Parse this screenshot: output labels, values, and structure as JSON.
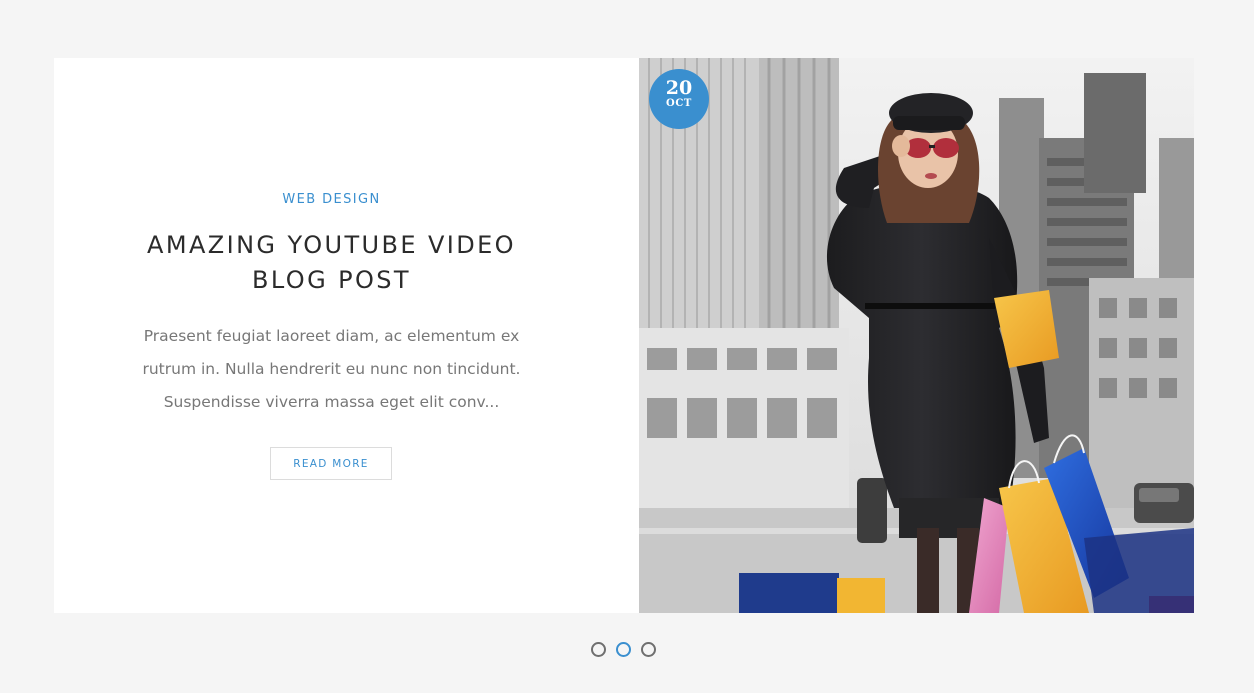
{
  "post": {
    "category": "WEB DESIGN",
    "title": "AMAZING YOUTUBE VIDEO BLOG POST",
    "excerpt": "Praesent feugiat laoreet diam, ac elementum ex rutrum in. Nulla hendrerit eu nunc non tincidunt. Suspendisse viverra massa eget elit conv...",
    "read_more_label": "READ MORE",
    "date": {
      "day": "20",
      "month": "OCT"
    }
  },
  "slider": {
    "total_slides": 3,
    "active_index": 1
  },
  "colors": {
    "accent": "#3a8fcf",
    "page_background": "#f5f5f5",
    "card_background": "#ffffff",
    "title_text": "#2b2b2b",
    "body_text": "#777777",
    "dot_inactive": "#6f6f6f"
  }
}
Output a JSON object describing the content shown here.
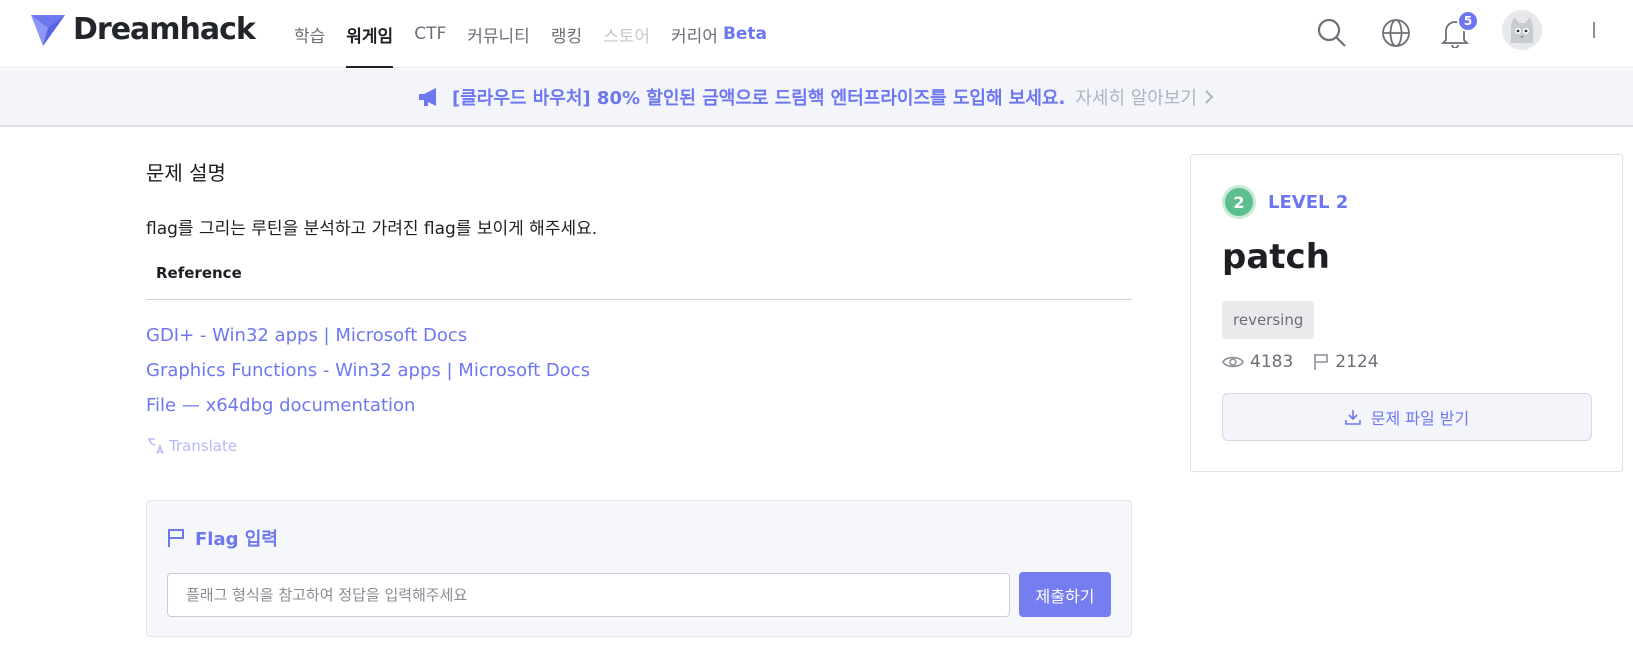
{
  "brand": {
    "name": "Dreamhack",
    "accent": "#6d78f0",
    "level_color": "#5cbf8d"
  },
  "nav": {
    "items": [
      {
        "label": "학습"
      },
      {
        "label": "워게임"
      },
      {
        "label": "CTF"
      },
      {
        "label": "커뮤니티"
      },
      {
        "label": "랭킹"
      },
      {
        "label": "스토어"
      },
      {
        "label": "커리어",
        "suffix": "Beta"
      }
    ],
    "active_index": 1,
    "disabled_index": 5
  },
  "header": {
    "notification_count": "5"
  },
  "banner": {
    "text": "[클라우드 바우처] 80% 할인된 금액으로 드림핵 엔터프라이즈를 도입해 보세요.",
    "link": "자세히 알아보기"
  },
  "problem": {
    "section_title": "문제 설명",
    "description": "flag를 그리는 루틴을 분석하고 가려진 flag를 보이게 해주세요.",
    "reference_header": "Reference",
    "references": [
      "GDI+ - Win32 apps | Microsoft Docs",
      "Graphics Functions - Win32 apps | Microsoft Docs",
      "File — x64dbg documentation"
    ],
    "translate": "Translate"
  },
  "flag": {
    "title": "Flag 입력",
    "placeholder": "플래그 형식을 참고하여 정답을 입력해주세요",
    "value": "",
    "submit": "제출하기"
  },
  "challenge": {
    "level_number": "2",
    "level_label": "LEVEL 2",
    "title": "patch",
    "tag": "reversing",
    "views": "4183",
    "solves": "2124",
    "download": "문제 파일 받기"
  }
}
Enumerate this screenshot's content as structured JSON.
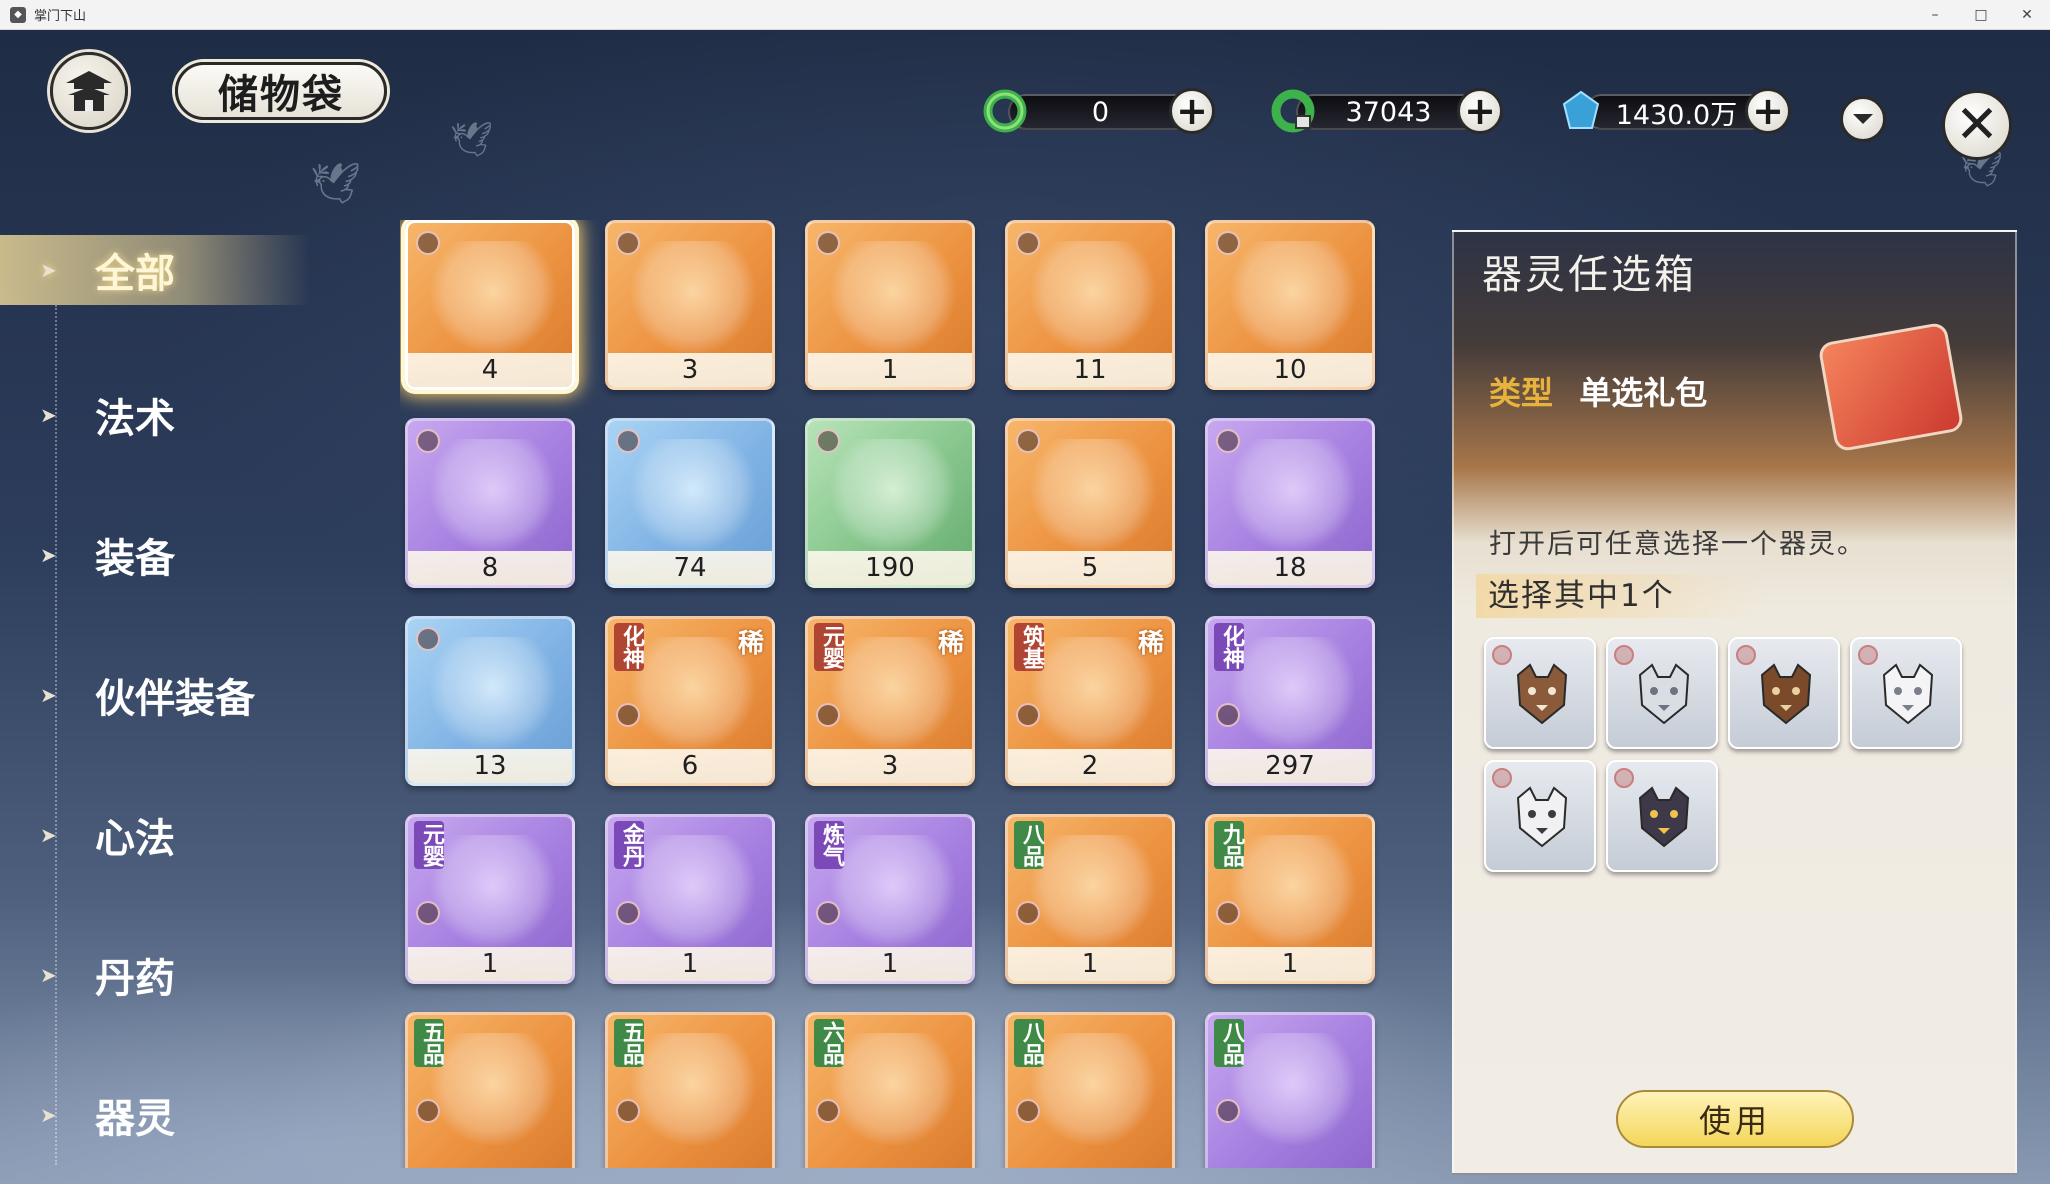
{
  "window": {
    "title": "掌门下山",
    "minimize": "–",
    "maximize": "□",
    "close": "✕"
  },
  "header": {
    "title": "储物袋",
    "currencies": [
      {
        "name": "jade",
        "value": "0"
      },
      {
        "name": "bound-jade",
        "value": "37043"
      },
      {
        "name": "spirit-stone",
        "value": "1430.0万"
      }
    ]
  },
  "sidebar": {
    "items": [
      {
        "label": "全部",
        "active": true
      },
      {
        "label": "法术"
      },
      {
        "label": "装备"
      },
      {
        "label": "伙伴装备"
      },
      {
        "label": "心法"
      },
      {
        "label": "丹药"
      },
      {
        "label": "器灵"
      }
    ]
  },
  "grid": {
    "items": [
      {
        "count": "4",
        "color": "orange",
        "tag": "",
        "rare": "",
        "selected": true
      },
      {
        "count": "3",
        "color": "orange",
        "tag": "",
        "rare": ""
      },
      {
        "count": "1",
        "color": "orange",
        "tag": "",
        "rare": ""
      },
      {
        "count": "11",
        "color": "orange",
        "tag": "",
        "rare": ""
      },
      {
        "count": "10",
        "color": "orange",
        "tag": "",
        "rare": ""
      },
      {
        "count": "8",
        "color": "purple",
        "tag": "",
        "rare": ""
      },
      {
        "count": "74",
        "color": "blue",
        "tag": "",
        "rare": ""
      },
      {
        "count": "190",
        "color": "green",
        "tag": "",
        "rare": ""
      },
      {
        "count": "5",
        "color": "orange",
        "tag": "",
        "rare": ""
      },
      {
        "count": "18",
        "color": "purple",
        "tag": "",
        "rare": ""
      },
      {
        "count": "13",
        "color": "blue",
        "tag": "",
        "rare": ""
      },
      {
        "count": "6",
        "color": "orange",
        "tag": "化神",
        "rare": "稀"
      },
      {
        "count": "3",
        "color": "orange",
        "tag": "元婴",
        "rare": "稀"
      },
      {
        "count": "2",
        "color": "orange",
        "tag": "筑基",
        "rare": "稀"
      },
      {
        "count": "297",
        "color": "purple",
        "tag": "化神",
        "rare": ""
      },
      {
        "count": "1",
        "color": "purple",
        "tag": "元婴",
        "rare": ""
      },
      {
        "count": "1",
        "color": "purple",
        "tag": "金丹",
        "rare": ""
      },
      {
        "count": "1",
        "color": "purple",
        "tag": "炼气",
        "rare": ""
      },
      {
        "count": "1",
        "color": "orange",
        "tag": "八品",
        "rare": ""
      },
      {
        "count": "1",
        "color": "orange",
        "tag": "九品",
        "rare": ""
      },
      {
        "count": "",
        "color": "orange",
        "tag": "五品",
        "rare": ""
      },
      {
        "count": "",
        "color": "orange",
        "tag": "五品",
        "rare": ""
      },
      {
        "count": "",
        "color": "orange",
        "tag": "六品",
        "rare": ""
      },
      {
        "count": "",
        "color": "orange",
        "tag": "八品",
        "rare": ""
      },
      {
        "count": "",
        "color": "purple",
        "tag": "八品",
        "rare": ""
      }
    ]
  },
  "detail": {
    "title": "器灵任选箱",
    "type_key": "类型",
    "type_value": "单选礼包",
    "description": "打开后可任意选择一个器灵。",
    "choose_label": "选择其中1个",
    "use_button": "使用",
    "options": [
      {
        "icon": "eagle-icon"
      },
      {
        "icon": "wolf-icon"
      },
      {
        "icon": "bull-icon"
      },
      {
        "icon": "fox-icon"
      },
      {
        "icon": "tiger-icon"
      },
      {
        "icon": "cat-icon"
      }
    ]
  },
  "colors": {
    "orange_tile": "#ec9240",
    "purple_tile": "#a57ee0",
    "blue_tile": "#7fb2e4",
    "green_tile": "#85c58b",
    "highlight_gold": "#f5c867",
    "type_key": "#e8b33c"
  }
}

----------

**Exercise goal:** Return every line containing "description".

**Answer to the exercise:**
    "description": "flag를 그리는 루틴을 분석하고 가려진 flag를 보이게 해주세요.",
    "description": "打开后可任意选择一个器灵。",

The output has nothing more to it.